— Begin —

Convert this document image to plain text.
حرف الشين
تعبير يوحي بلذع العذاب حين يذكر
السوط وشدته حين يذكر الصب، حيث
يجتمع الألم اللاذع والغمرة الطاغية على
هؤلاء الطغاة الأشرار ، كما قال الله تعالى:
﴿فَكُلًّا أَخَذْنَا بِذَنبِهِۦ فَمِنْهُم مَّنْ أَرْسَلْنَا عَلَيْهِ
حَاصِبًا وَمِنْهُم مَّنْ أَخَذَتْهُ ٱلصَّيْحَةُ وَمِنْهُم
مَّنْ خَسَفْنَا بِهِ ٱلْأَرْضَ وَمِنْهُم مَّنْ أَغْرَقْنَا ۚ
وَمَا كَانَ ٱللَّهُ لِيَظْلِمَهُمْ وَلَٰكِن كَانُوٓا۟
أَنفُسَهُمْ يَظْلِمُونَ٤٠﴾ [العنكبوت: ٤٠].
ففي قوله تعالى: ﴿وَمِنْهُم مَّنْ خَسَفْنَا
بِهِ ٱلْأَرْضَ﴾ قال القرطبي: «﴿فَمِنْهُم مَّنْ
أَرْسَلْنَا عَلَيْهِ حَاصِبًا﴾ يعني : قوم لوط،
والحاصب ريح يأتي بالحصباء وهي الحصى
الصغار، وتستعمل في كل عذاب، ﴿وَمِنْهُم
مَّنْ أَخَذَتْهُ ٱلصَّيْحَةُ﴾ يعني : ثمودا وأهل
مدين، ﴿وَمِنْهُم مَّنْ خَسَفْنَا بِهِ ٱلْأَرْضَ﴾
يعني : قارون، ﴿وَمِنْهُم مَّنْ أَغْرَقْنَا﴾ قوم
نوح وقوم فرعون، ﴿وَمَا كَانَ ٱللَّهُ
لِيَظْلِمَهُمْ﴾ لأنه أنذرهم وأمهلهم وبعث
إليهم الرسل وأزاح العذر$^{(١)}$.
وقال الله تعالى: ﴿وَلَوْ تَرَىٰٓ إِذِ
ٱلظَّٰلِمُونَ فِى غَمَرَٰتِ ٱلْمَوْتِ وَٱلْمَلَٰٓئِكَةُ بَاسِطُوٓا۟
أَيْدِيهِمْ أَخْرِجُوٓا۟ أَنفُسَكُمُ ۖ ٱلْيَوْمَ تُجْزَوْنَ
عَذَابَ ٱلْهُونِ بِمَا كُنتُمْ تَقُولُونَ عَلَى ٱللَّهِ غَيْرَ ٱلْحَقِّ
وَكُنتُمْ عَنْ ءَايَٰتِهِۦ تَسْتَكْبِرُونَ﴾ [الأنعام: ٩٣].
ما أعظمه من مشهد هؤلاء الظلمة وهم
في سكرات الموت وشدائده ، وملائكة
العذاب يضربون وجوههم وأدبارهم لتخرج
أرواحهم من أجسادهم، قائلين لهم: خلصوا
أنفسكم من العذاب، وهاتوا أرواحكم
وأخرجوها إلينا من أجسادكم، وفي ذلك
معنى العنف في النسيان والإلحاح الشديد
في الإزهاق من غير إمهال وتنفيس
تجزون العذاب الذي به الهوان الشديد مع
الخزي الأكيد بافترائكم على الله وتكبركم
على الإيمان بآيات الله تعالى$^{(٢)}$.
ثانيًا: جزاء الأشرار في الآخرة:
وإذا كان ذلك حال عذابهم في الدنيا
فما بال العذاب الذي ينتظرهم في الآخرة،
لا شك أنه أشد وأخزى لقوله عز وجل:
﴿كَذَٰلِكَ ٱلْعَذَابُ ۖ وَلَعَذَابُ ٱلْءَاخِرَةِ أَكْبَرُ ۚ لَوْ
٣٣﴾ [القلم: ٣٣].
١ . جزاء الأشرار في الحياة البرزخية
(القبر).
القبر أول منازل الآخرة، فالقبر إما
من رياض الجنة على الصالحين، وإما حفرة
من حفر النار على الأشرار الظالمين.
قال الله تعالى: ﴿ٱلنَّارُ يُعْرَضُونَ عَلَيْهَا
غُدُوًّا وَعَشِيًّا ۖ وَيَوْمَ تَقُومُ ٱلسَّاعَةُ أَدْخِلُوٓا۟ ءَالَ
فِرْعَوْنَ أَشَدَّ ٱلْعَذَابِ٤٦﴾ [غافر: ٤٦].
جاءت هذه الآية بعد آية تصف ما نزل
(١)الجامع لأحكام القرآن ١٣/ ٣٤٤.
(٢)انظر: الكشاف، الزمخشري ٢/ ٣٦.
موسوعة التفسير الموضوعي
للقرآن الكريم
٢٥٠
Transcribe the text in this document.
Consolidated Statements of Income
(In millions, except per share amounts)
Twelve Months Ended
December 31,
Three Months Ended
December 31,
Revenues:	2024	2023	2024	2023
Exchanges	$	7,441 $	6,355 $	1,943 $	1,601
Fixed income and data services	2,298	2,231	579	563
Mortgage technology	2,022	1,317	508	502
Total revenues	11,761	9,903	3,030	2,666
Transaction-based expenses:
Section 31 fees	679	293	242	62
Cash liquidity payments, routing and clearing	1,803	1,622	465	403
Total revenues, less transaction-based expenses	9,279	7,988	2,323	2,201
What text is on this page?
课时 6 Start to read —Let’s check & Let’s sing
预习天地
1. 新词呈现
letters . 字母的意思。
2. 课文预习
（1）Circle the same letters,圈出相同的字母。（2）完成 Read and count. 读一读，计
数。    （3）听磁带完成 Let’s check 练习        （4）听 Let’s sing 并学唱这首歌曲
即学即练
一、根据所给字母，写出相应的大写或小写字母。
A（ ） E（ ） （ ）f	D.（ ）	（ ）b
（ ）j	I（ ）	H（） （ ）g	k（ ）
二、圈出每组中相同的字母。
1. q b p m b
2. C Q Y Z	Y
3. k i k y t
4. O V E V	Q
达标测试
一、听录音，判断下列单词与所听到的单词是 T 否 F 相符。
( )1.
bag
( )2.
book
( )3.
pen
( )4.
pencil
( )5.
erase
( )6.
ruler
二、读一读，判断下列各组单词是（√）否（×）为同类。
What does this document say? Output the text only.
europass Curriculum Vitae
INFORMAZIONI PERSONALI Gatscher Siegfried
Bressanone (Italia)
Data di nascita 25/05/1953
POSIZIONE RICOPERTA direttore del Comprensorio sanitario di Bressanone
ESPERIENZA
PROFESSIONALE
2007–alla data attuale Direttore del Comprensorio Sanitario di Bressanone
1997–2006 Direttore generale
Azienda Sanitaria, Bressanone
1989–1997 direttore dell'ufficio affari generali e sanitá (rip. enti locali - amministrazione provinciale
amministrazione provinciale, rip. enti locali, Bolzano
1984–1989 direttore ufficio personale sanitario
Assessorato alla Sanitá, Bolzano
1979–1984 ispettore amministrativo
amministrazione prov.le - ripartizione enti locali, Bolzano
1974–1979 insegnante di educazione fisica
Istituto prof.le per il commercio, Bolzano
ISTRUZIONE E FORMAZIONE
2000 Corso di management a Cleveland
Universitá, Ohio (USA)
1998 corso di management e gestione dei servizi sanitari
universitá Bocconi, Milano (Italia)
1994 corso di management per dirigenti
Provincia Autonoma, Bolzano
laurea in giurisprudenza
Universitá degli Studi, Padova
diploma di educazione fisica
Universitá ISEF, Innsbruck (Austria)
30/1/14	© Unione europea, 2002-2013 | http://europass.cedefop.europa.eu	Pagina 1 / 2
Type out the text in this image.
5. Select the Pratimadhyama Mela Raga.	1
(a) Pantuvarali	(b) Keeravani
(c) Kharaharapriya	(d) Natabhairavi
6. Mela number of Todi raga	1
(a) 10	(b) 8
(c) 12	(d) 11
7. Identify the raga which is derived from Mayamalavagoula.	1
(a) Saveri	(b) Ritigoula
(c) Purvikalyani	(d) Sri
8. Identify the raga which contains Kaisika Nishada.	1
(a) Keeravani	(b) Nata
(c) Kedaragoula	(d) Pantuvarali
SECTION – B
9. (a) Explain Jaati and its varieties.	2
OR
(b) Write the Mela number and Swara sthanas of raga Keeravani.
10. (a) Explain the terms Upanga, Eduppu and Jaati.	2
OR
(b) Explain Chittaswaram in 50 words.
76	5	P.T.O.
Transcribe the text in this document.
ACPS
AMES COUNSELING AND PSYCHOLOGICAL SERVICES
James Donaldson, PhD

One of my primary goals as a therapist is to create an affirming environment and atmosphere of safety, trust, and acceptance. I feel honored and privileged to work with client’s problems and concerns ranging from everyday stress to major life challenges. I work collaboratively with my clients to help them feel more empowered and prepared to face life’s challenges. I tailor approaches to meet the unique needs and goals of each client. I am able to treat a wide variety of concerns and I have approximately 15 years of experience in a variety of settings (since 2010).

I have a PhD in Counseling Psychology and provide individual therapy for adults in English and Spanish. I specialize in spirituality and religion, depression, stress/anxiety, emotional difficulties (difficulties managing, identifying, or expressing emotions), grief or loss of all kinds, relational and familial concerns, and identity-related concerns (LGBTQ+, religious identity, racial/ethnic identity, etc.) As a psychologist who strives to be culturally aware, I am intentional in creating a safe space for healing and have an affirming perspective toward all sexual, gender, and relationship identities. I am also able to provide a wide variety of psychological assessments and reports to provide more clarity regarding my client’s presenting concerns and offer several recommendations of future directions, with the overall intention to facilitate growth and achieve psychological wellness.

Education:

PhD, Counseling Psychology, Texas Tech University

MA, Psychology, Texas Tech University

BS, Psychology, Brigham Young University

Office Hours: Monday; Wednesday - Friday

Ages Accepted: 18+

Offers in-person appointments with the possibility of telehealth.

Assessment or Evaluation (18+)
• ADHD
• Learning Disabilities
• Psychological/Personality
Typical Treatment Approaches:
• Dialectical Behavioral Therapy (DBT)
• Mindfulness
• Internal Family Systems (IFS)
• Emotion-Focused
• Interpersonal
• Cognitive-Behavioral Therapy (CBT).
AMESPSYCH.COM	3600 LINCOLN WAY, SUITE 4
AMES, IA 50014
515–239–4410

— End —

- Exercise: Some lines of the data above may hold the word "تعالى"; report how many do, and nothing else.

- Task answer: 5